Aim: Below are some records; retype all of them exactly.

Data lines:
▬▬▬

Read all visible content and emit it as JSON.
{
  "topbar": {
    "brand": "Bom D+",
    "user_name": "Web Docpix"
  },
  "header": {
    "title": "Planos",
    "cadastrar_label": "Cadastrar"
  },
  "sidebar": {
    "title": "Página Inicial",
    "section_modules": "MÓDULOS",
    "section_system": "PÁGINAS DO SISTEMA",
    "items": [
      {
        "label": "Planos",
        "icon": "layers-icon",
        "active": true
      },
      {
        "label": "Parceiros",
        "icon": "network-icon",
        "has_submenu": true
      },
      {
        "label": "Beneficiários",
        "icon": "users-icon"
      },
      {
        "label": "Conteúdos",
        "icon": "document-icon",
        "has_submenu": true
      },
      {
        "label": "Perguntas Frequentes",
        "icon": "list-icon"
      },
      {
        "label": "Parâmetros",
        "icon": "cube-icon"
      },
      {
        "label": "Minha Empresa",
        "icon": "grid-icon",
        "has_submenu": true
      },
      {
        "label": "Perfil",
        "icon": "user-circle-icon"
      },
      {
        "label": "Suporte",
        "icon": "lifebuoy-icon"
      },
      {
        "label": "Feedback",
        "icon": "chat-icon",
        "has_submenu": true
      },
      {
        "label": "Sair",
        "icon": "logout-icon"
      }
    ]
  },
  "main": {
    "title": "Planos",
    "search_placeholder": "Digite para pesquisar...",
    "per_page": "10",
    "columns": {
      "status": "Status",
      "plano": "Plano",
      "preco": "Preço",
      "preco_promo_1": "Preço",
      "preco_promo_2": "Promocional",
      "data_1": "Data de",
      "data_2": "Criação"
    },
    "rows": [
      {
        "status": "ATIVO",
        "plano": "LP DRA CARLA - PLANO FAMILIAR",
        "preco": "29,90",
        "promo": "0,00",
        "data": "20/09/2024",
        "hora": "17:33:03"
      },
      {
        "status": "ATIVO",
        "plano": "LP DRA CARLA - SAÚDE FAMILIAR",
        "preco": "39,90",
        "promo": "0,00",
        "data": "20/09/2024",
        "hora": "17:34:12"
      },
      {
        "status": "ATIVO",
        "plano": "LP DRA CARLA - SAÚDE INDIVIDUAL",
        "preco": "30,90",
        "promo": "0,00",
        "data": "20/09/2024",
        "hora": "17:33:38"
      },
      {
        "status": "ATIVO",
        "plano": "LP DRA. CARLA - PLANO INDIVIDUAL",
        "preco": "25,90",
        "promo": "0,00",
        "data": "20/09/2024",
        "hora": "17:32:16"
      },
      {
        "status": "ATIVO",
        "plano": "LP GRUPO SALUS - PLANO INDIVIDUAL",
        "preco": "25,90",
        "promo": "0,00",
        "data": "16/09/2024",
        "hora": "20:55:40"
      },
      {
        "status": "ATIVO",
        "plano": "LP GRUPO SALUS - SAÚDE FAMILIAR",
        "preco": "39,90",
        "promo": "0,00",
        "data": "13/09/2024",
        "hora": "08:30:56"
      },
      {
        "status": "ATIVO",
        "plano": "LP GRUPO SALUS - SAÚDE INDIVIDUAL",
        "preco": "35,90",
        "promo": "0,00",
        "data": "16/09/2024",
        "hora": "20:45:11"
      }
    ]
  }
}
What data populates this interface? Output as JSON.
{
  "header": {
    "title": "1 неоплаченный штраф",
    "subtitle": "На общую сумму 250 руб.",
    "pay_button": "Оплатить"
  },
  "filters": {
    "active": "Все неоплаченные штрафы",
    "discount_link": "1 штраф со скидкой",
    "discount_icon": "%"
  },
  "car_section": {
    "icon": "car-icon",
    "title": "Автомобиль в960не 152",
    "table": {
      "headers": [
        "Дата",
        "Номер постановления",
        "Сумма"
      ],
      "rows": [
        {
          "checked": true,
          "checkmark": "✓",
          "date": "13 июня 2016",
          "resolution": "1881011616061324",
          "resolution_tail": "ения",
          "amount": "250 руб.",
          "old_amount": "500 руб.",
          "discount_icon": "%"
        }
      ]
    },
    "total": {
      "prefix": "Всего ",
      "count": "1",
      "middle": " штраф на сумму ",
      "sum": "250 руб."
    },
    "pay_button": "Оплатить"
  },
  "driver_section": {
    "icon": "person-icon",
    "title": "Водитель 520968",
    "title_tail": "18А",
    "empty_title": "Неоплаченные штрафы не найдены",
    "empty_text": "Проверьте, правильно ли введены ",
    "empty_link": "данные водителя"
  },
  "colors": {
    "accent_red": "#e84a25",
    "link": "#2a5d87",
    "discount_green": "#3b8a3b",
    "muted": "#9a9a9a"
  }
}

▬▬▬

Output below:
Read all visible content and emit it as JSON.
{
  "topbar": {
    "brand": "Bom D+",
    "user_name": "Web Docpix"
  },
  "header": {
    "title": "Planos",
    "cadastrar_label": "Cadastrar"
  },
  "sidebar": {
    "title": "Página Inicial",
    "section_modules": "MÓDULOS",
    "section_system": "PÁGINAS DO SISTEMA",
    "items": [
      {
        "label": "Planos",
        "icon": "layers-icon",
        "active": true
      },
      {
        "label": "Parceiros",
        "icon": "network-icon",
        "has_submenu": true
      },
      {
        "label": "Beneficiários",
        "icon": "users-icon"
      },
      {
        "label": "Conteúdos",
        "icon": "document-icon",
        "has_submenu": true
      },
      {
        "label": "Perguntas Frequentes",
        "icon": "list-icon"
      },
      {
        "label": "Parâmetros",
        "icon": "cube-icon"
      },
      {
        "label": "Minha Empresa",
        "icon": "grid-icon",
        "has_submenu": true
      },
      {
        "label": "Perfil",
        "icon": "user-circle-icon"
      },
      {
        "label": "Suporte",
        "icon": "lifebuoy-icon"
      },
      {
        "label": "Feedback",
        "icon": "chat-icon",
        "has_submenu": true
      },
      {
        "label": "Sair",
        "icon": "logout-icon"
      }
    ]
  },
  "main": {
    "title": "Planos",
    "search_placeholder": "Digite para pesquisar...",
    "per_page": "10",
    "columns": {
      "status": "Status",
      "plano": "Plano",
      "preco": "Preço",
      "preco_promo_1": "Preço",
      "preco_promo_2": "Promocional",
      "data_1": "Data de",
      "data_2": "Criação"
    },
    "rows": [
      {
        "status": "ATIVO",
        "plano": "LP DRA CARLA - PLANO FAMILIAR",
        "preco": "29,90",
        "promo": "0,00",
        "data": "20/09/2024",
        "hora": "17:33:03"
      },
      {
        "status": "ATIVO",
        "plano": "LP DRA CARLA - SAÚDE FAMILIAR",
        "preco": "39,90",
        "promo": "0,00",
        "data": "20/09/2024",
        "hora": "17:34:12"
      },
      {
        "status": "ATIVO",
        "plano": "LP DRA CARLA - SAÚDE INDIVIDUAL",
        "preco": "30,90",
        "promo": "0,00",
        "data": "20/09/2024",
        "hora": "17:33:38"
      },
      {
        "status": "ATIVO",
        "plano": "LP DRA. CARLA - PLANO INDIVIDUAL",
        "preco": "25,90",
        "promo": "0,00",
        "data": "20/09/2024",
        "hora": "17:32:16"
      },
      {
        "status": "ATIVO",
        "plano": "LP GRUPO SALUS - PLANO INDIVIDUAL",
        "preco": "25,90",
        "promo": "0,00",
        "data": "16/09/2024",
        "hora": "20:55:40"
      },
      {
        "status": "ATIVO",
        "plano": "LP GRUPO SALUS - SAÚDE FAMILIAR",
        "preco": "39,90",
        "promo": "0,00",
        "data": "13/09/2024",
        "hora": "08:30:56"
      },
      {
        "status": "ATIVO",
        "plano": "LP GRUPO SALUS - SAÚDE INDIVIDUAL",
        "preco": "35,90",
        "promo": "0,00",
        "data": "16/09/2024",
        "hora": "20:45:11"
      }
    ]
  }
}
What data populates this interface? Output as JSON.
{
  "header": {
    "title": "1 неоплаченный штраф",
    "subtitle": "На общую сумму 250 руб.",
    "pay_button": "Оплатить"
  },
  "filters": {
    "active": "Все неоплаченные штрафы",
    "discount_link": "1 штраф со скидкой",
    "discount_icon": "%"
  },
  "car_section": {
    "icon": "car-icon",
    "title": "Автомобиль в960не 152",
    "table": {
      "headers": [
        "Дата",
        "Номер постановления",
        "Сумма"
      ],
      "rows": [
        {
          "checked": true,
          "checkmark": "✓",
          "date": "13 июня 2016",
          "resolution": "1881011616061324",
          "resolution_tail": "ения",
          "amount": "250 руб.",
          "old_amount": "500 руб.",
          "discount_icon": "%"
        }
      ]
    },
    "total": {
      "prefix": "Всего ",
      "count": "1",
      "middle": " штраф на сумму ",
      "sum": "250 руб."
    },
    "pay_button": "Оплатить"
  },
  "driver_section": {
    "icon": "person-icon",
    "title": "Водитель 520968",
    "title_tail": "18А",
    "empty_title": "Неоплаченные штрафы не найдены",
    "empty_text": "Проверьте, правильно ли введены ",
    "empty_link": "данные водителя"
  },
  "colors": {
    "accent_red": "#e84a25",
    "link": "#2a5d87",
    "discount_green": "#3b8a3b",
    "muted": "#9a9a9a"
  }
}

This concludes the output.